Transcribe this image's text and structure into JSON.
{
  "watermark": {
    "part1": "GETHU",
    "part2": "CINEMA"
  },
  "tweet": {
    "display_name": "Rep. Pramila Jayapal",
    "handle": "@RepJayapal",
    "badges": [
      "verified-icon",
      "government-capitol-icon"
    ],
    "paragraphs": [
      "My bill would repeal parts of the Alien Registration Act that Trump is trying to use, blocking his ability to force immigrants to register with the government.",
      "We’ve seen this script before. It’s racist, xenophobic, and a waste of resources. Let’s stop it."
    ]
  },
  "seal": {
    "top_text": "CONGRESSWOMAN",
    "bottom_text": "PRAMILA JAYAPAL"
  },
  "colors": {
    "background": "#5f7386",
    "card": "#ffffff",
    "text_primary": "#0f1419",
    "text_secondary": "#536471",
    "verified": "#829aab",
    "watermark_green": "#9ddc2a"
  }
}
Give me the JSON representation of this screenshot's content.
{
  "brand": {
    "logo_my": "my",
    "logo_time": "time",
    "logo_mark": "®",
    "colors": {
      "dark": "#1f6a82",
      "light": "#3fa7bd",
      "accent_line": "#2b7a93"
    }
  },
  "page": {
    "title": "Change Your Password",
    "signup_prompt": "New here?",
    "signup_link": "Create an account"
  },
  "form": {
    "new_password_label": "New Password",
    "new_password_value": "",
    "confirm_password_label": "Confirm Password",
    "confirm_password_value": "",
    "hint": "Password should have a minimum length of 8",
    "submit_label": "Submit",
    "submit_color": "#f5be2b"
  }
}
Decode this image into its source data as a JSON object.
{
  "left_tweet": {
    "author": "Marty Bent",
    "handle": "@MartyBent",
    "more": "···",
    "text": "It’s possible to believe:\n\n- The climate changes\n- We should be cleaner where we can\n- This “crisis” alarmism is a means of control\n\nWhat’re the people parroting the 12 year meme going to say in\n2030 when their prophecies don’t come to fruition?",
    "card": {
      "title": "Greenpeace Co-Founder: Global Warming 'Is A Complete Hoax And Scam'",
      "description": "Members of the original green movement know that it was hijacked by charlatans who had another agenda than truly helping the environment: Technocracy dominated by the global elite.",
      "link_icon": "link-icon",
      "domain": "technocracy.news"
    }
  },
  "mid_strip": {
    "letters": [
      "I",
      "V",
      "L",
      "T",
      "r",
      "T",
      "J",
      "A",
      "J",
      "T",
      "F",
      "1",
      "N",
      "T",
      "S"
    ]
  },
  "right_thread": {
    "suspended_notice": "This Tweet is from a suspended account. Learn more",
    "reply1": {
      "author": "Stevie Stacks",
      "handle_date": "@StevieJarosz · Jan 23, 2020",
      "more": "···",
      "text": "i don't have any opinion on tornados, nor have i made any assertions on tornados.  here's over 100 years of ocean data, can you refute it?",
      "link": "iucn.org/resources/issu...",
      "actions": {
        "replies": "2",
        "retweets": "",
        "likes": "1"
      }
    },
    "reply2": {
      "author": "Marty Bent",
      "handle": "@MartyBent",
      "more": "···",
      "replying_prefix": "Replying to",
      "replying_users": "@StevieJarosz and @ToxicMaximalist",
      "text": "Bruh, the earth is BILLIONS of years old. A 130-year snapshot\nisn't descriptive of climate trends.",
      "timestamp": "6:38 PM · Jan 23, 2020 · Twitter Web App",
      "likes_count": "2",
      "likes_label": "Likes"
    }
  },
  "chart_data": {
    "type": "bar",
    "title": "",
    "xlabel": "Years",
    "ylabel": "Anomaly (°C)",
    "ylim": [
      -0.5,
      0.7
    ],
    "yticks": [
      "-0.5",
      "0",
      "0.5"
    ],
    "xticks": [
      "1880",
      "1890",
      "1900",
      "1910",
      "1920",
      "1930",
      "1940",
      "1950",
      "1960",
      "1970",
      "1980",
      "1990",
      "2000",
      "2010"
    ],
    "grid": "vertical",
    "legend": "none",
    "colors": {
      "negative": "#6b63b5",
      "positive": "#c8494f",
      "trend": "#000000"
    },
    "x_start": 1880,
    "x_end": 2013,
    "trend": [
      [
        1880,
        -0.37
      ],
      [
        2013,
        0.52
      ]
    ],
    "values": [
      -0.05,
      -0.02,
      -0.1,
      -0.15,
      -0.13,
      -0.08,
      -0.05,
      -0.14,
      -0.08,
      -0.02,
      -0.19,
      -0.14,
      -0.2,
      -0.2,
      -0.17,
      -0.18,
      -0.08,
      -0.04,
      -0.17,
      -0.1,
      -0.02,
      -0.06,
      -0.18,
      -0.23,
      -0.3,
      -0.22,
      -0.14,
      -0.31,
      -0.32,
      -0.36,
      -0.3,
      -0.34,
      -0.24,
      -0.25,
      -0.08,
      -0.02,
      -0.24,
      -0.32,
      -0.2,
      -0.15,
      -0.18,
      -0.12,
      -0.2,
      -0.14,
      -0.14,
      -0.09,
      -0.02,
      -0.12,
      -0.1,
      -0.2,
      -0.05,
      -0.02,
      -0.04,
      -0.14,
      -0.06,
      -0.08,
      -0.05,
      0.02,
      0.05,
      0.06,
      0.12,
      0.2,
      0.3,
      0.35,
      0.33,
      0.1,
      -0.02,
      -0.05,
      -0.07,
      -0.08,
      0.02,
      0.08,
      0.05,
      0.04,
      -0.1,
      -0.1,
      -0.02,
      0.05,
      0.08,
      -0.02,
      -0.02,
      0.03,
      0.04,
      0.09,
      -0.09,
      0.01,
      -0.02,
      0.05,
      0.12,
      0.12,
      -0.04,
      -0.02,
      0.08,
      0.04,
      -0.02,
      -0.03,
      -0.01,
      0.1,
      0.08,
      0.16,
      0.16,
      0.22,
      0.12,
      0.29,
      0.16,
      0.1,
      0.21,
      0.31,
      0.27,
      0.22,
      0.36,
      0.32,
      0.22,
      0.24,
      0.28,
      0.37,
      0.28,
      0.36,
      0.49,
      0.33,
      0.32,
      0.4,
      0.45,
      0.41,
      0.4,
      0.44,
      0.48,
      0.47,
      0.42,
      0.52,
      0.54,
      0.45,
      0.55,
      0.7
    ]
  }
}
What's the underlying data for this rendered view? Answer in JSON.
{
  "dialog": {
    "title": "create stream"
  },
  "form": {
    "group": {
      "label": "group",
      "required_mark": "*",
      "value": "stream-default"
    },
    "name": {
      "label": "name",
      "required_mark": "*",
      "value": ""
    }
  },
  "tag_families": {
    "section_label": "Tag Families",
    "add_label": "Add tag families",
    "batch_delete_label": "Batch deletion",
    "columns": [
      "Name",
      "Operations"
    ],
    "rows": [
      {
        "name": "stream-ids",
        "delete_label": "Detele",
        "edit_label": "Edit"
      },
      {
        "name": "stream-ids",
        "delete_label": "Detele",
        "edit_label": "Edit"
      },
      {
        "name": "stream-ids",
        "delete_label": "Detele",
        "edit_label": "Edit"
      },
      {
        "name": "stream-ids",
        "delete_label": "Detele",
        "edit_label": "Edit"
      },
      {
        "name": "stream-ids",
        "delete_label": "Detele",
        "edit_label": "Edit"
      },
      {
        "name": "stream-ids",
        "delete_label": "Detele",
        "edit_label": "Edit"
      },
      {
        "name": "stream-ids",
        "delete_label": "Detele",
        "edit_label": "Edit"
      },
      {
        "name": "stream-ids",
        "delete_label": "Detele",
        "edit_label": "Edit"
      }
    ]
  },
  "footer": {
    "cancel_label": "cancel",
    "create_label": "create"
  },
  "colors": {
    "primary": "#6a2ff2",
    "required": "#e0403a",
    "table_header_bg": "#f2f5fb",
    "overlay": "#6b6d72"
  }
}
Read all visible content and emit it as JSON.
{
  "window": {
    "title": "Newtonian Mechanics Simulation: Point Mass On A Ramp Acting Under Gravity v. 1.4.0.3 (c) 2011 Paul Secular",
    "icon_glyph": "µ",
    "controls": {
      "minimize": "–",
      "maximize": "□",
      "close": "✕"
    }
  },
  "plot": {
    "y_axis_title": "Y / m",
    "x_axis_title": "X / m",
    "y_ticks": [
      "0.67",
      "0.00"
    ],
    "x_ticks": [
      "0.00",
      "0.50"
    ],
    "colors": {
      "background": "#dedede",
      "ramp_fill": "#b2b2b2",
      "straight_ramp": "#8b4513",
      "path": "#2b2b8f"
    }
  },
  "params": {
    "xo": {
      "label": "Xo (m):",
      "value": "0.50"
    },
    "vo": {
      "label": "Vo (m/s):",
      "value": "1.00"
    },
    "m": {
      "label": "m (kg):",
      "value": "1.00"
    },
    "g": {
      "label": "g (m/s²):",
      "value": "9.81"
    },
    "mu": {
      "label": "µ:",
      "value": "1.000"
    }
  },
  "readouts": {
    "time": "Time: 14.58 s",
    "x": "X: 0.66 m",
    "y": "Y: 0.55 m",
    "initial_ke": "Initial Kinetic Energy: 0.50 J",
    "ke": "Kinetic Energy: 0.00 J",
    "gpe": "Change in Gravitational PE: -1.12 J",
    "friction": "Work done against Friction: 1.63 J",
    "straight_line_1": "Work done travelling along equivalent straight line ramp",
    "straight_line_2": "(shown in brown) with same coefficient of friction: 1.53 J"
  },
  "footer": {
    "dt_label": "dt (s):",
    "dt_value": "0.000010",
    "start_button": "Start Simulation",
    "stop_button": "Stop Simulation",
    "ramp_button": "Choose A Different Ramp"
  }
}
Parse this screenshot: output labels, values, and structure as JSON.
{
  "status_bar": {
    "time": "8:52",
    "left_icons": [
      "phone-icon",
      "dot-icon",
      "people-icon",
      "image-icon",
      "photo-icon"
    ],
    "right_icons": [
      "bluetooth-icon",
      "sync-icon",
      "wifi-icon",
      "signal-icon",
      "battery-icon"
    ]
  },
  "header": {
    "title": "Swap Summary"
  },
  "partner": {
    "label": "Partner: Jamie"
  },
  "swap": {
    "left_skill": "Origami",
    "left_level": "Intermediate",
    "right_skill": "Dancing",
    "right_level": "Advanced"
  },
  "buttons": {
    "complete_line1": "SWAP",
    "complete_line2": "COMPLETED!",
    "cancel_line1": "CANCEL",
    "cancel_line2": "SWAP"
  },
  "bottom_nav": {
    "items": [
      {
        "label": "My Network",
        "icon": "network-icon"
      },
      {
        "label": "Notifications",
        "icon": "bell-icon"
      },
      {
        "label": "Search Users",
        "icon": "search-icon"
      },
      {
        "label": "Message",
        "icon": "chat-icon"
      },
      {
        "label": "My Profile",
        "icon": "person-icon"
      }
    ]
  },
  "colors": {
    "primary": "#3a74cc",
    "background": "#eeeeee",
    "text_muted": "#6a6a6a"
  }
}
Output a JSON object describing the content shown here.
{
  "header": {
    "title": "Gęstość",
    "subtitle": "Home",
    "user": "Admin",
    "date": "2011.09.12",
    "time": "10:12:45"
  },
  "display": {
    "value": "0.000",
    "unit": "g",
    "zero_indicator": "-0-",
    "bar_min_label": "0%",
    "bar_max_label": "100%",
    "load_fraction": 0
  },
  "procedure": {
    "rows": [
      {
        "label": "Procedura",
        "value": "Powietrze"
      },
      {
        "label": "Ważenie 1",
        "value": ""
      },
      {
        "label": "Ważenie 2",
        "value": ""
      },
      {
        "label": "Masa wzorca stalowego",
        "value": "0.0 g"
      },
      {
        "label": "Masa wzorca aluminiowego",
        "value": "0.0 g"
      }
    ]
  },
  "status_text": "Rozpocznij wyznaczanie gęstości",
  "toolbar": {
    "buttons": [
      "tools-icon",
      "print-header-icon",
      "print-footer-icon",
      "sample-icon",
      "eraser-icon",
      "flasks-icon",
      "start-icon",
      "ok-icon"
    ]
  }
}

**TASK REQUIREMENTS:**
Of the lines in the listing, how many hold the word "content"? Nothing but the number is needed.

**RESPONSE TO THIS TASK:**
3